[BEGIN DATA TO USE]
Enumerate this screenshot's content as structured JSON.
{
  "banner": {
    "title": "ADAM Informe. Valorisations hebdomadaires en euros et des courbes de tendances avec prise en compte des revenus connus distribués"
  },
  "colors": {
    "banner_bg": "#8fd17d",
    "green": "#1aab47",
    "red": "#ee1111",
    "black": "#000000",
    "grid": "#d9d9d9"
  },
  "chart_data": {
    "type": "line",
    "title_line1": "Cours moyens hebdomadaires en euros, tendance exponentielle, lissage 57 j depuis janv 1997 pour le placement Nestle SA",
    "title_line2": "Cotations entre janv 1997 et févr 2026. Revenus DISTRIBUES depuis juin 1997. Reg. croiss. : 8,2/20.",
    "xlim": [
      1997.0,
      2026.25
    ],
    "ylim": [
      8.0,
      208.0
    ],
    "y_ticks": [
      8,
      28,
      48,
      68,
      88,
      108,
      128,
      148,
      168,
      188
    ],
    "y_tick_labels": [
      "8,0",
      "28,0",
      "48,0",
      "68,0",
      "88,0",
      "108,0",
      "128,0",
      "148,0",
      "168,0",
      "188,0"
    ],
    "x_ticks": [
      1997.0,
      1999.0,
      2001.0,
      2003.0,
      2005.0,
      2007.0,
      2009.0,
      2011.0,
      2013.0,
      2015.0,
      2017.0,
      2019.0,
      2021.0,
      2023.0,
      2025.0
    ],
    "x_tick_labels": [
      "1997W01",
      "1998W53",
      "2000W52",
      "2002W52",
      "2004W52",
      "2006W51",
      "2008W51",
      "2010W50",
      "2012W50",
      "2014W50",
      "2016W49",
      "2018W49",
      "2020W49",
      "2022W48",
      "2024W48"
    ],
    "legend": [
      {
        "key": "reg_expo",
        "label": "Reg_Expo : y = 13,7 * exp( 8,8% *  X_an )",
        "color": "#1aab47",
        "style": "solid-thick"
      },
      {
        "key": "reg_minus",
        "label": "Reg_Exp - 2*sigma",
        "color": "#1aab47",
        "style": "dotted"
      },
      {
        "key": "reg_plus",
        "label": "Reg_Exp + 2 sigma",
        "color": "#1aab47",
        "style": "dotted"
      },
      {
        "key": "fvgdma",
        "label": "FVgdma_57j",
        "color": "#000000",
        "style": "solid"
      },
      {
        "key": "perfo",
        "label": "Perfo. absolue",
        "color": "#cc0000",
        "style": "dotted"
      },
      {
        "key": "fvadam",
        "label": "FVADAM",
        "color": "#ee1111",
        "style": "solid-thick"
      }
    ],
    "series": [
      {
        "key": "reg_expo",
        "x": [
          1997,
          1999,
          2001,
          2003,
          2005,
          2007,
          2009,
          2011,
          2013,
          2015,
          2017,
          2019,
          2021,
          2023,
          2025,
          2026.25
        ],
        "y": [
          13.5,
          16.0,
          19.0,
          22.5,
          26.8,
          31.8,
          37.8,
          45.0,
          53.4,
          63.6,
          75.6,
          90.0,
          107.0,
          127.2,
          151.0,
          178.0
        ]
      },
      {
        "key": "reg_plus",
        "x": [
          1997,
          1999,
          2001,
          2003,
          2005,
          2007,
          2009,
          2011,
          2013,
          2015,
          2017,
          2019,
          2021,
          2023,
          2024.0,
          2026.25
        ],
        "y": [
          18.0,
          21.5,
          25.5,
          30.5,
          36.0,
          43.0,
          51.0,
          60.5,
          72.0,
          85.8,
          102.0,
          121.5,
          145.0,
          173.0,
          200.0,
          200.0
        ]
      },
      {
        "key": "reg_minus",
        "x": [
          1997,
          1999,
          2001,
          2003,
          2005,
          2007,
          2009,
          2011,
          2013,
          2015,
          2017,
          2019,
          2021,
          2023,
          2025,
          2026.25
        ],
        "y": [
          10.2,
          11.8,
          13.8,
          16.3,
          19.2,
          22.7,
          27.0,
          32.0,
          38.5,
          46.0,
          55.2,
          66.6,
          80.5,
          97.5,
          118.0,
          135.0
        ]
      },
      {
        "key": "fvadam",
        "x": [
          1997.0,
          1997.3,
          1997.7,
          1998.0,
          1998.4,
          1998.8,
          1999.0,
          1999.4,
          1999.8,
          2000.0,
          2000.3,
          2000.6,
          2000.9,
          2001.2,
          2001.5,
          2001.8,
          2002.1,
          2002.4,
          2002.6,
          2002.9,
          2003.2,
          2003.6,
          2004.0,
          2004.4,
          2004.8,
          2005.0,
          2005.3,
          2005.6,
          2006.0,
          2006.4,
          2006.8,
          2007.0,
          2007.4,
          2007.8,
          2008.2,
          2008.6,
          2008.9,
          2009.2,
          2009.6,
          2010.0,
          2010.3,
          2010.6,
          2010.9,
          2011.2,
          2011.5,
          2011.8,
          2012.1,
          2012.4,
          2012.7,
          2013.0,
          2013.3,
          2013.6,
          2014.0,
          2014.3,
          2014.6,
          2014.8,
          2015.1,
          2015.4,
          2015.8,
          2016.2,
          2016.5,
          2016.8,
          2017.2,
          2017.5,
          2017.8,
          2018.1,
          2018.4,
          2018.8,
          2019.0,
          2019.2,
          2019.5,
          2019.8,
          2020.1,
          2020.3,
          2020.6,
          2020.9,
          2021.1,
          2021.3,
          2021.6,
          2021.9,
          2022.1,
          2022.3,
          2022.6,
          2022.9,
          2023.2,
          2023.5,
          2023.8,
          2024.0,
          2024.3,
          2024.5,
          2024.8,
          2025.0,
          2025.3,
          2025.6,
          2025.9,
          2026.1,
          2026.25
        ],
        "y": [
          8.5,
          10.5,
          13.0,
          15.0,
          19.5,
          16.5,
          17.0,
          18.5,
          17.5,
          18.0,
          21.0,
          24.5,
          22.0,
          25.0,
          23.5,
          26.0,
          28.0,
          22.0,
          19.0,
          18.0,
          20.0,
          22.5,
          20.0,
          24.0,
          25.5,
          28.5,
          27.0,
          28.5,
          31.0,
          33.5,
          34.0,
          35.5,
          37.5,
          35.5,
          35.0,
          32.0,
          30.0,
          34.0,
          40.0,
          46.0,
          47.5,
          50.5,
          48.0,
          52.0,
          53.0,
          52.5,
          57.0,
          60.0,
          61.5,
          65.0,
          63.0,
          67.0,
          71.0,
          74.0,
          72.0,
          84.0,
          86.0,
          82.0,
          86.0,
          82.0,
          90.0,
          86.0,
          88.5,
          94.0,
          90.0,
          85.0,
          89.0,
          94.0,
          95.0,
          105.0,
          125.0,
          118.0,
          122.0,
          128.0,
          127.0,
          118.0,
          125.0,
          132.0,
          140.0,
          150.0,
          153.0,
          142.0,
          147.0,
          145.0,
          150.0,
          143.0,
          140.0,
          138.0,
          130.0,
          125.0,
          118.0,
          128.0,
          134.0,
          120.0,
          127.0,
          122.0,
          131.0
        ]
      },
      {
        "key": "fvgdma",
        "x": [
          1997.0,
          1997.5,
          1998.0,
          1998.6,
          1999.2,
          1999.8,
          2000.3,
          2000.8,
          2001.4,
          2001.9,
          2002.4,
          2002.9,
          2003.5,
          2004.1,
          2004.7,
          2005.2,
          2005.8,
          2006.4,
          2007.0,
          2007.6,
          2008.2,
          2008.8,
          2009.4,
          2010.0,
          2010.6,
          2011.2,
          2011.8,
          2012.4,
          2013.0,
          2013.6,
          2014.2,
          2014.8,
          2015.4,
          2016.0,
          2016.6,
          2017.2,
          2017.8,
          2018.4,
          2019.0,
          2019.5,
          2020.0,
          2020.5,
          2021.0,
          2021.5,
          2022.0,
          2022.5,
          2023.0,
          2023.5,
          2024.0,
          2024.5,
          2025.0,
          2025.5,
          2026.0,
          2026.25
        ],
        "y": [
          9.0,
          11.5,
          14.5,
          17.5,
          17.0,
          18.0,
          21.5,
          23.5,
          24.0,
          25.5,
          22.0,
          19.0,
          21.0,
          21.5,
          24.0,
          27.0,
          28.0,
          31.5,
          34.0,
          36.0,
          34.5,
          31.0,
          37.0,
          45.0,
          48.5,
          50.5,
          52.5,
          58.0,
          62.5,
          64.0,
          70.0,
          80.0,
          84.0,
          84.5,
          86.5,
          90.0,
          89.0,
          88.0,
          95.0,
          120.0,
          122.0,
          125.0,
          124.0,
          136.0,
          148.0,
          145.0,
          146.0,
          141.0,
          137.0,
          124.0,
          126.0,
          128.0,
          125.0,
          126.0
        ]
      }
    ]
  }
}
[END DATA TO USE]
* [REQUEST]: Identify the lines above that contain the word "depuis", then copy them.

* [RESULT]:
    "title_line1": "Cours moyens hebdomadaires en euros, tendance exponentielle, lissage 57 j depuis janv 1997 pour le placement Nestle SA",
    "title_line2": "Cotations entre janv 1997 et févr 2026. Revenus DISTRIBUES depuis juin 1997. Reg. croiss. : 8,2/20.",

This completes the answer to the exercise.